### What is asked
Print the listing as it stands, omitting all images.
:::
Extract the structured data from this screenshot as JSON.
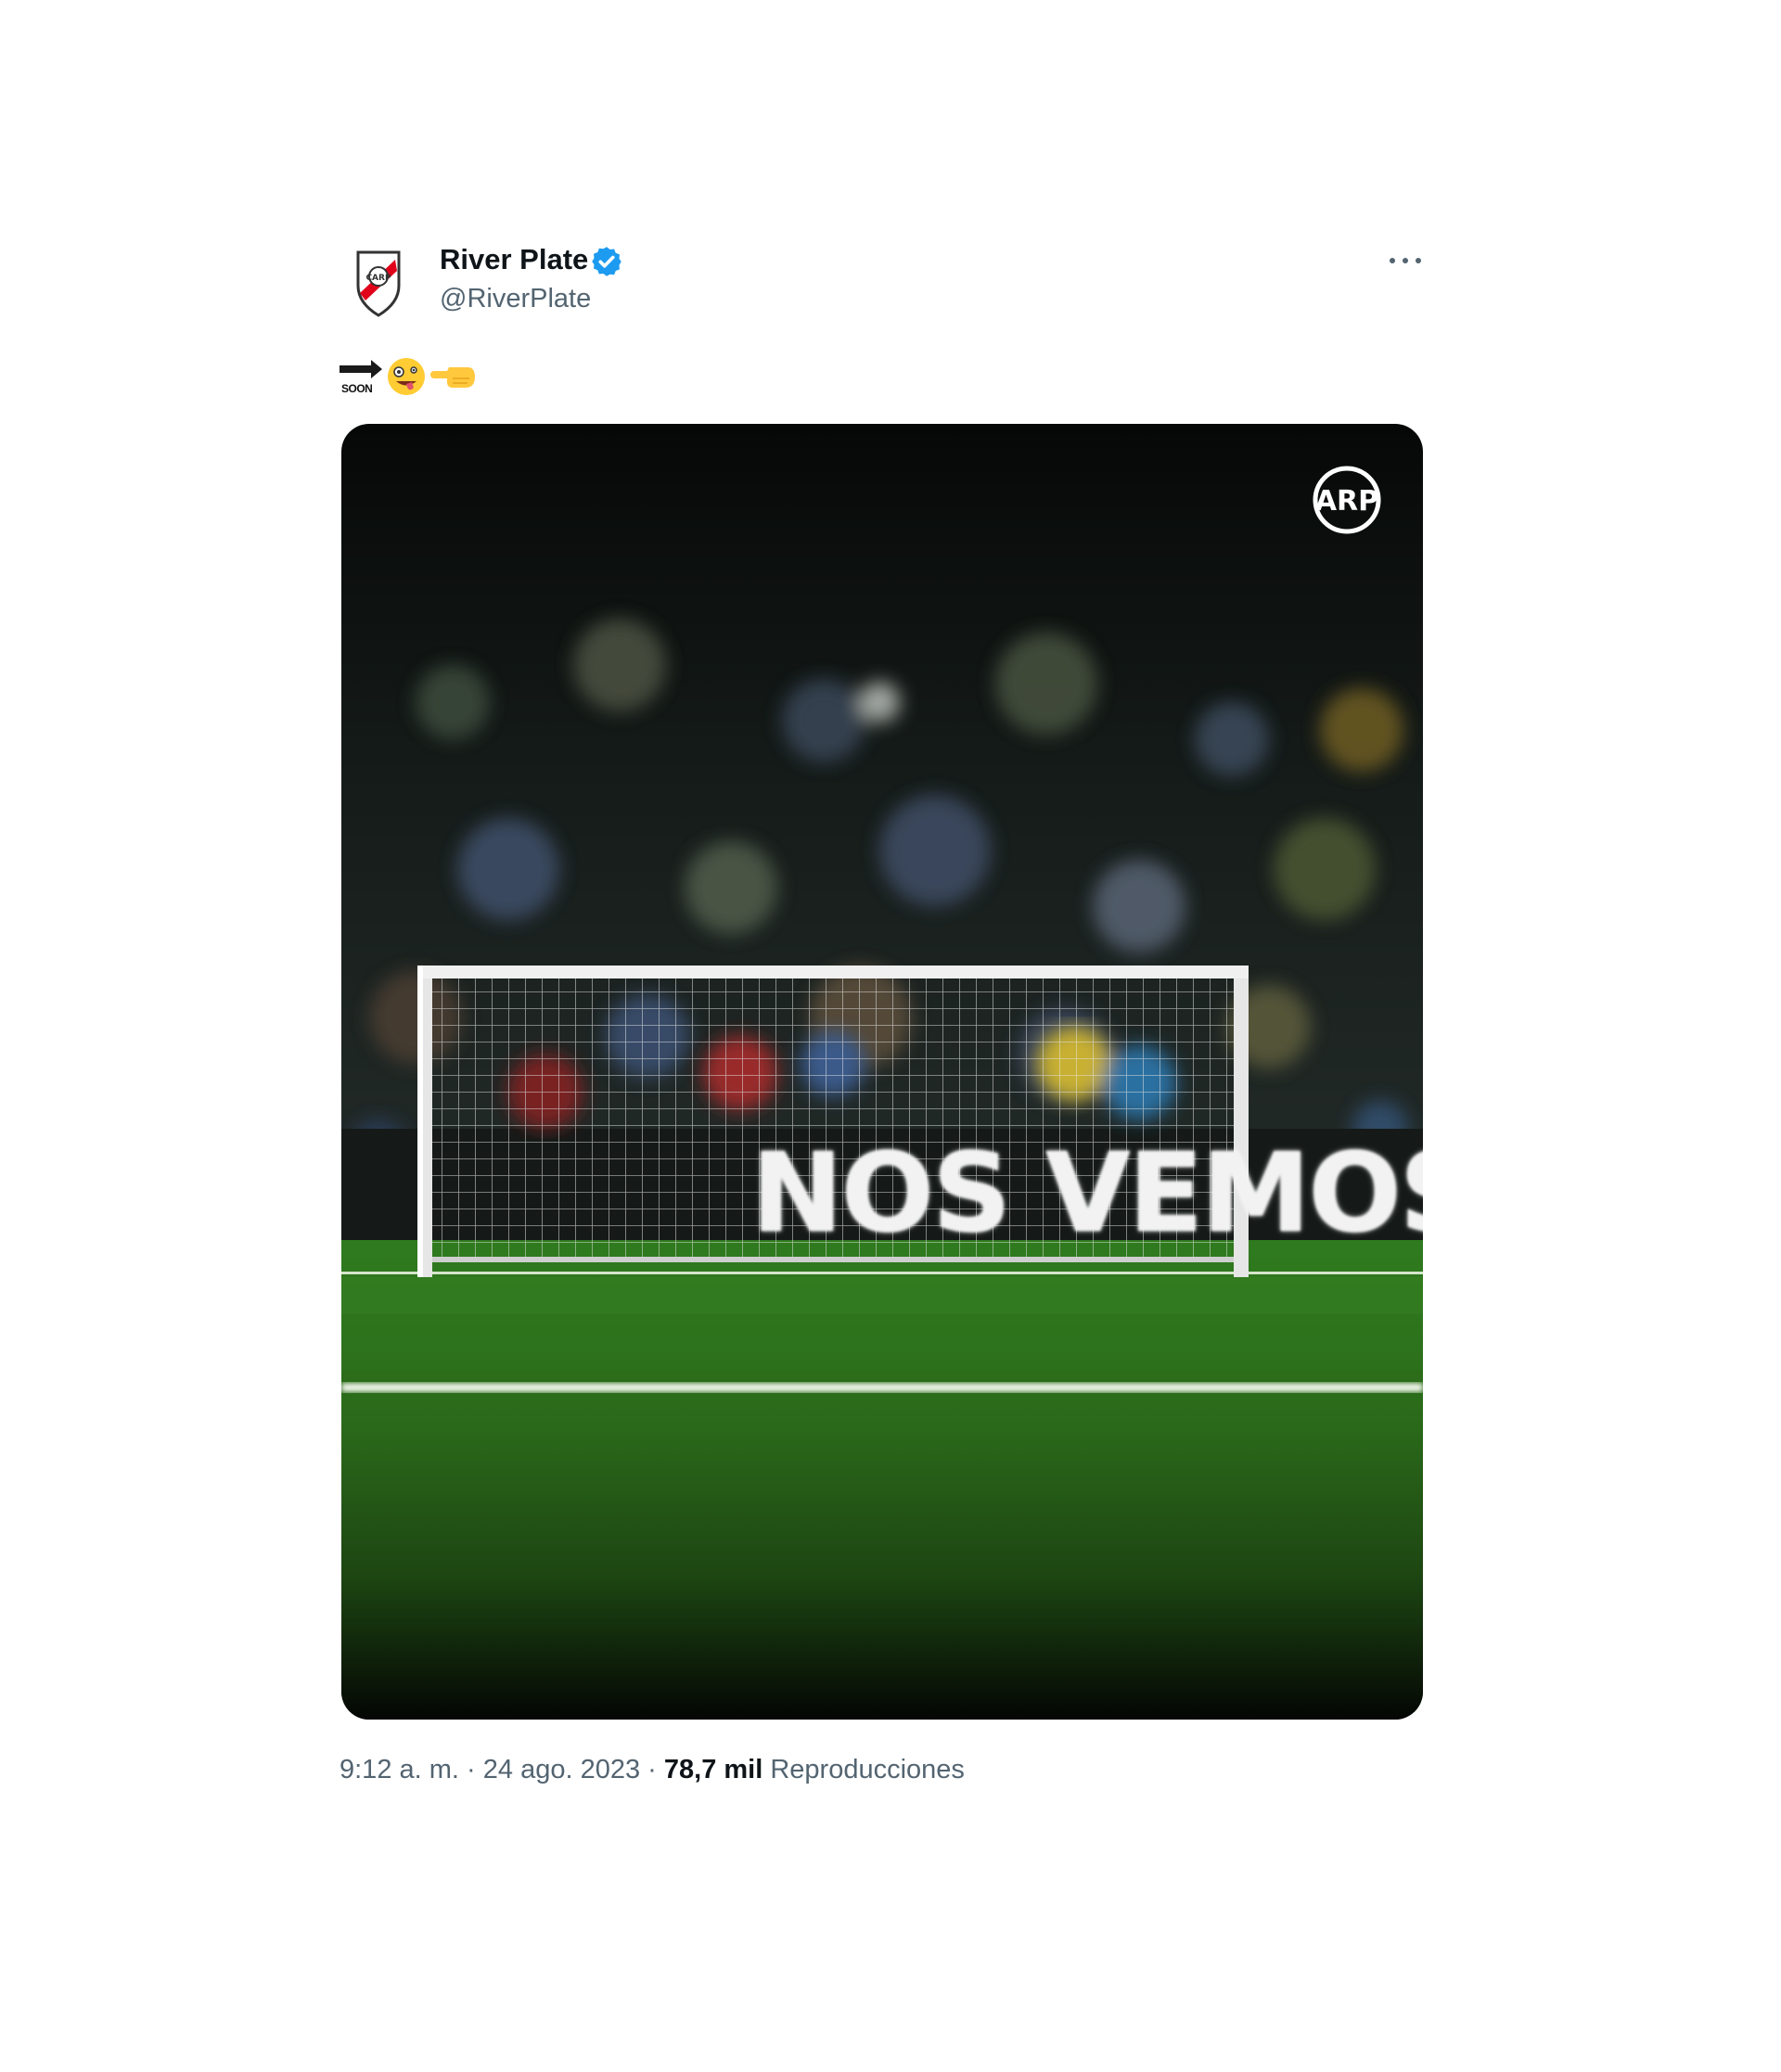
{
  "author": {
    "name": "River Plate",
    "handle": "@RiverPlate",
    "verified": true
  },
  "tweet": {
    "text_emojis": [
      "soon-arrow",
      "zany-face",
      "backhand-index-pointing-left"
    ],
    "soon_label": "SOON",
    "media_text": "NOS VEMOS"
  },
  "meta": {
    "time": "9:12 a. m.",
    "separator": "·",
    "date": "24 ago. 2023",
    "views_count": "78,7 mil",
    "views_label": "Reproducciones"
  },
  "colors": {
    "text_primary": "#0f1419",
    "text_secondary": "#536471",
    "verified_blue": "#1d9bf0",
    "river_red": "#e1001a"
  }
}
:::
### Full output
Extract the structured data from this screenshot as JSON.
{
  "author": {
    "name": "River Plate",
    "handle": "@RiverPlate",
    "verified": true
  },
  "tweet": {
    "text_emojis": [
      "soon-arrow",
      "zany-face",
      "backhand-index-pointing-left"
    ],
    "soon_label": "SOON",
    "media_text": "NOS VEMOS"
  },
  "meta": {
    "time": "9:12 a. m.",
    "separator": "·",
    "date": "24 ago. 2023",
    "views_count": "78,7 mil",
    "views_label": "Reproducciones"
  },
  "colors": {
    "text_primary": "#0f1419",
    "text_secondary": "#536471",
    "verified_blue": "#1d9bf0",
    "river_red": "#e1001a"
  }
}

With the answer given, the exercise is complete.